Find the lines with "document" in them and copy them out.

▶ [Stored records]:
○ ○ ○ ○

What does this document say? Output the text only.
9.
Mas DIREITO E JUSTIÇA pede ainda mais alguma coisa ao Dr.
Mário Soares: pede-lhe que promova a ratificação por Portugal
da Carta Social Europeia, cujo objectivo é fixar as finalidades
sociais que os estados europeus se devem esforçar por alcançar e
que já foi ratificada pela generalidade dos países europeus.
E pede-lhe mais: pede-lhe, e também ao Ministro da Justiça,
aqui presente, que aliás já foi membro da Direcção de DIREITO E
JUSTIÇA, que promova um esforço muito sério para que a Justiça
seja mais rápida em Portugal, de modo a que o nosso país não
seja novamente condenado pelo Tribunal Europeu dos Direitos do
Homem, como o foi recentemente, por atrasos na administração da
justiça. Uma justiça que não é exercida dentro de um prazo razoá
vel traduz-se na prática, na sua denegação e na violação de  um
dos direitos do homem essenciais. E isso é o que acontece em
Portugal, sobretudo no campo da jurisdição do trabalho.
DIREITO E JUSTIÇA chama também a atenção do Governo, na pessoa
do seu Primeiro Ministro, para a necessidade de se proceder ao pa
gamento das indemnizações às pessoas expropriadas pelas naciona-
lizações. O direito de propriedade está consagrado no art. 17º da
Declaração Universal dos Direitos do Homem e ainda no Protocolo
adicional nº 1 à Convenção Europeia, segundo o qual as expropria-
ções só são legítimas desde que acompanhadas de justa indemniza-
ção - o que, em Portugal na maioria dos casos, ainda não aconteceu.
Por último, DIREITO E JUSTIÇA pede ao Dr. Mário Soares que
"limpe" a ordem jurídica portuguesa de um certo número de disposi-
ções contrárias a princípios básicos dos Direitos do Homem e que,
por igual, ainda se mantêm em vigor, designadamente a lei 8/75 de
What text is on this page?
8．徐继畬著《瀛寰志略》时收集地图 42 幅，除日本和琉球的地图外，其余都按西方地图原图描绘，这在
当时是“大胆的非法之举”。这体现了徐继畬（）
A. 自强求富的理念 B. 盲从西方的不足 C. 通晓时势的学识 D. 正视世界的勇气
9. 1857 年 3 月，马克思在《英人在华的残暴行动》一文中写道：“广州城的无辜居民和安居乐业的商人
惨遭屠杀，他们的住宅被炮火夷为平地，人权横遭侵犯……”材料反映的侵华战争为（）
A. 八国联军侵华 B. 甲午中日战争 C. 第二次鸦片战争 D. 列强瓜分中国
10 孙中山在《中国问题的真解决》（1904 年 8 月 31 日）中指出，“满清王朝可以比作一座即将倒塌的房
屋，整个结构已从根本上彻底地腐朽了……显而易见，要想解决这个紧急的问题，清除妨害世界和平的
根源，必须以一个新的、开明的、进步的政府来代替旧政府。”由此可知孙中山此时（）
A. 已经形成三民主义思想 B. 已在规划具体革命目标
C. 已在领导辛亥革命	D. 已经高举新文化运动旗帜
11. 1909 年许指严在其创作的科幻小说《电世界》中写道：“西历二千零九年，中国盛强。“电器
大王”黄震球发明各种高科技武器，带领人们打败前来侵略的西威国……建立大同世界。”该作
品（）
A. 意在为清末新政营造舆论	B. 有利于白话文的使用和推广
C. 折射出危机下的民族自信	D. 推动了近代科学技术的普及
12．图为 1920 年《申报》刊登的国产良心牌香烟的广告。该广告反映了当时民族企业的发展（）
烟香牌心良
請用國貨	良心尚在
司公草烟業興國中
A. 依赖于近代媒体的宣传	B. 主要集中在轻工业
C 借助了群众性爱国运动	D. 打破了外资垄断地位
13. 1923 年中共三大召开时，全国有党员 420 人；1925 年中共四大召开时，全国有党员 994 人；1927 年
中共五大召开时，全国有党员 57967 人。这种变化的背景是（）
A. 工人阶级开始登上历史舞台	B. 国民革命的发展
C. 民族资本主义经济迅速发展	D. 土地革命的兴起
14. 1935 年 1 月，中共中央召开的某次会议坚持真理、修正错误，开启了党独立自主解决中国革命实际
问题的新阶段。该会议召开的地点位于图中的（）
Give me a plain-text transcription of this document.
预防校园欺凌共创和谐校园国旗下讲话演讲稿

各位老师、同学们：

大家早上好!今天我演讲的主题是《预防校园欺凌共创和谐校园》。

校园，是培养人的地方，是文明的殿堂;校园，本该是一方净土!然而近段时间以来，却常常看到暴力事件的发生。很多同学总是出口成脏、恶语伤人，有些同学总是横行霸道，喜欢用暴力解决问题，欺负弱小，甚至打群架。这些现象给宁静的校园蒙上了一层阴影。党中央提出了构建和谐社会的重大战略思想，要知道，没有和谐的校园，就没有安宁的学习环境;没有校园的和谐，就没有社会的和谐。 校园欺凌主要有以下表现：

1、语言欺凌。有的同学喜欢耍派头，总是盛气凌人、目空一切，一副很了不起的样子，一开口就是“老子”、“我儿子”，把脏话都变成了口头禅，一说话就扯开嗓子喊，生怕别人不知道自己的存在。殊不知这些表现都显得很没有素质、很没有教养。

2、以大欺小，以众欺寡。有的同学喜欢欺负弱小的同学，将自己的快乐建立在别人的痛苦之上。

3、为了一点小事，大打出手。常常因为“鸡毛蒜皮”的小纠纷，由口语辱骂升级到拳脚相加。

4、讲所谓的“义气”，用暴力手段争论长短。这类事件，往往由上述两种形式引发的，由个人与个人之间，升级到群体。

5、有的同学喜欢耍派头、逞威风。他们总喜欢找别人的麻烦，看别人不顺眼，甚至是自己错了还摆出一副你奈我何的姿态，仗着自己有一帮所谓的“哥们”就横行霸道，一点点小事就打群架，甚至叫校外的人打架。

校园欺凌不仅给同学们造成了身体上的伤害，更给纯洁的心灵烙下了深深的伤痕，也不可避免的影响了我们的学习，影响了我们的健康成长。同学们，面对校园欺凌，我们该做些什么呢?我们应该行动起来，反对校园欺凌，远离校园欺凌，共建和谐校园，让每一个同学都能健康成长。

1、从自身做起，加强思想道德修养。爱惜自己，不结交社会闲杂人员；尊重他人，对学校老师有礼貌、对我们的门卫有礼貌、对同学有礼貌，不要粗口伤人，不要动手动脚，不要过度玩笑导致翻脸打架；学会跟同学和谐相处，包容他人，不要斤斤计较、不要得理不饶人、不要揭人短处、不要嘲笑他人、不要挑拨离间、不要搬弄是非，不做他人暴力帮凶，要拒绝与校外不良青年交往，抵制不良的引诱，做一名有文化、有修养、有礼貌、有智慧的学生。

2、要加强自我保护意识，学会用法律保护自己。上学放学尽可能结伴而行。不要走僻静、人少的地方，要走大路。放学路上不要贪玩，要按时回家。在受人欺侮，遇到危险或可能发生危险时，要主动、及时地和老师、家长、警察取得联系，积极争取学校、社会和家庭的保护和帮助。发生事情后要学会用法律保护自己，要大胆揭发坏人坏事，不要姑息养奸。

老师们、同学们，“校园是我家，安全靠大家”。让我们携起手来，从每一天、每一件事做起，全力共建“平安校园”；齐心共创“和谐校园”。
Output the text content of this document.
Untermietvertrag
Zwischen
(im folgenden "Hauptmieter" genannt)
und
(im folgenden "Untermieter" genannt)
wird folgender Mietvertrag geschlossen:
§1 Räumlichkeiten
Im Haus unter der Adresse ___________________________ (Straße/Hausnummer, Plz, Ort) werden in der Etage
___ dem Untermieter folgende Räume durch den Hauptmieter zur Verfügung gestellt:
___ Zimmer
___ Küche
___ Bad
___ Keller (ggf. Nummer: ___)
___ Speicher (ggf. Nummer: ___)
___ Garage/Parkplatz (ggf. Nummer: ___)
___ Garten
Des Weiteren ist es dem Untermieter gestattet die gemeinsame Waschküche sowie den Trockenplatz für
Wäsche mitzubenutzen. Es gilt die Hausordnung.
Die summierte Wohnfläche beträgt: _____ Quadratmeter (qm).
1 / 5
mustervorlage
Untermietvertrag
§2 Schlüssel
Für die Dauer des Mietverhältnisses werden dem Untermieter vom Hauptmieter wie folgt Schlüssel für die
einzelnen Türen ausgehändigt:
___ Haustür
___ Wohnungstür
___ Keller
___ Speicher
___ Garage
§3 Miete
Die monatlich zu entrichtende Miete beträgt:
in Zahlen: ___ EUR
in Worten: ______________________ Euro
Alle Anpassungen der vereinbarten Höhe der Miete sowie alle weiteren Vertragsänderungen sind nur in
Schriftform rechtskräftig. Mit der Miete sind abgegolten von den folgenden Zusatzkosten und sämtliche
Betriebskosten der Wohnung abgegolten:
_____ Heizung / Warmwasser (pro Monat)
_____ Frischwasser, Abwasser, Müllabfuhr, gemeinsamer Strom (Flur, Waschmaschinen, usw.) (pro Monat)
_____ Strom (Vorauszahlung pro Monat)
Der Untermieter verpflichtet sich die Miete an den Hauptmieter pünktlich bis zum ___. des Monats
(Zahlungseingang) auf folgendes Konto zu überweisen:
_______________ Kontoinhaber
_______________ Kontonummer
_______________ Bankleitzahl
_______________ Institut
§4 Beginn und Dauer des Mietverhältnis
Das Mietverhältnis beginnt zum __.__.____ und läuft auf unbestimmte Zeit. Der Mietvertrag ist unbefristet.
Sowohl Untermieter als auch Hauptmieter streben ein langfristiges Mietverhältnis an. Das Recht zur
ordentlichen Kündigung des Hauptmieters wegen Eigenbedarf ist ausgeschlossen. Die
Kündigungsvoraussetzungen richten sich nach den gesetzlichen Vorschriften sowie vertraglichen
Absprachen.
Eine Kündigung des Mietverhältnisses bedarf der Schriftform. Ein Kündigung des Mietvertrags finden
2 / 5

○ ○ ○ ○

▶ [ANSWER TO THE PROBLEM]:
What does this document say? Output the text only.
Give me a plain-text transcription of this document.
Output the text content of this document.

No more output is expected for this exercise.